■ **Objective**: Copy all the entries word for word, but omit the pictures.

——

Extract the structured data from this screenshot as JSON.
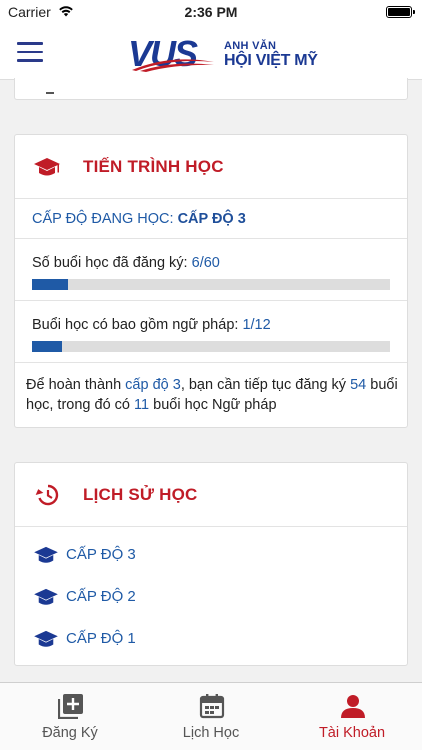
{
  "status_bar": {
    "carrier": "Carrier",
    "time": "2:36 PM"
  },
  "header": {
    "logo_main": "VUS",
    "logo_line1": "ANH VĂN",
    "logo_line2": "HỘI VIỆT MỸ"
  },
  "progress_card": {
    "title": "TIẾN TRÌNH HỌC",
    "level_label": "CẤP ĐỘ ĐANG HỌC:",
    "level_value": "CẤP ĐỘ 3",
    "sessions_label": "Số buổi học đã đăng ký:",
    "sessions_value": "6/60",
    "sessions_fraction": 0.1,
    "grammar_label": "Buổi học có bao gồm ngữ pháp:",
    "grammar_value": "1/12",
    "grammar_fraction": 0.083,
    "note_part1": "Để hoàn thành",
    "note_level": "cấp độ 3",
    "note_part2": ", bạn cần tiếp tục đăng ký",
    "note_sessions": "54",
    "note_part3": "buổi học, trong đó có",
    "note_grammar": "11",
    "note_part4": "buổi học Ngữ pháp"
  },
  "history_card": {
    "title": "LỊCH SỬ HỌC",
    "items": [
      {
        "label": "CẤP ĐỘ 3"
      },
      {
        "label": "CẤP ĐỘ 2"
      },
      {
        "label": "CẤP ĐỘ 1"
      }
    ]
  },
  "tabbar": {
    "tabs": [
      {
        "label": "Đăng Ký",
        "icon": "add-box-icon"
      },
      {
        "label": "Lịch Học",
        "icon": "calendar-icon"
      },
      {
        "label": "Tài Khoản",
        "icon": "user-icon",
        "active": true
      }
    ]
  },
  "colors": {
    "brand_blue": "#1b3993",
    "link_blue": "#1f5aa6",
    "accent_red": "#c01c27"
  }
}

——

■ **In response**:
Extract the structured data from this screenshot as JSON.
{
  "status_bar": {
    "carrier": "Carrier",
    "time": "2:36 PM"
  },
  "header": {
    "logo_main": "VUS",
    "logo_line1": "ANH VĂN",
    "logo_line2": "HỘI VIỆT MỸ"
  },
  "progress_card": {
    "title": "TIẾN TRÌNH HỌC",
    "level_label": "CẤP ĐỘ ĐANG HỌC:",
    "level_value": "CẤP ĐỘ 3",
    "sessions_label": "Số buổi học đã đăng ký:",
    "sessions_value": "6/60",
    "sessions_fraction": 0.1,
    "grammar_label": "Buổi học có bao gồm ngữ pháp:",
    "grammar_value": "1/12",
    "grammar_fraction": 0.083,
    "note_part1": "Để hoàn thành",
    "note_level": "cấp độ 3",
    "note_part2": ", bạn cần tiếp tục đăng ký",
    "note_sessions": "54",
    "note_part3": "buổi học, trong đó có",
    "note_grammar": "11",
    "note_part4": "buổi học Ngữ pháp"
  },
  "history_card": {
    "title": "LỊCH SỬ HỌC",
    "items": [
      {
        "label": "CẤP ĐỘ 3"
      },
      {
        "label": "CẤP ĐỘ 2"
      },
      {
        "label": "CẤP ĐỘ 1"
      }
    ]
  },
  "tabbar": {
    "tabs": [
      {
        "label": "Đăng Ký",
        "icon": "add-box-icon"
      },
      {
        "label": "Lịch Học",
        "icon": "calendar-icon"
      },
      {
        "label": "Tài Khoản",
        "icon": "user-icon",
        "active": true
      }
    ]
  },
  "colors": {
    "brand_blue": "#1b3993",
    "link_blue": "#1f5aa6",
    "accent_red": "#c01c27"
  }
}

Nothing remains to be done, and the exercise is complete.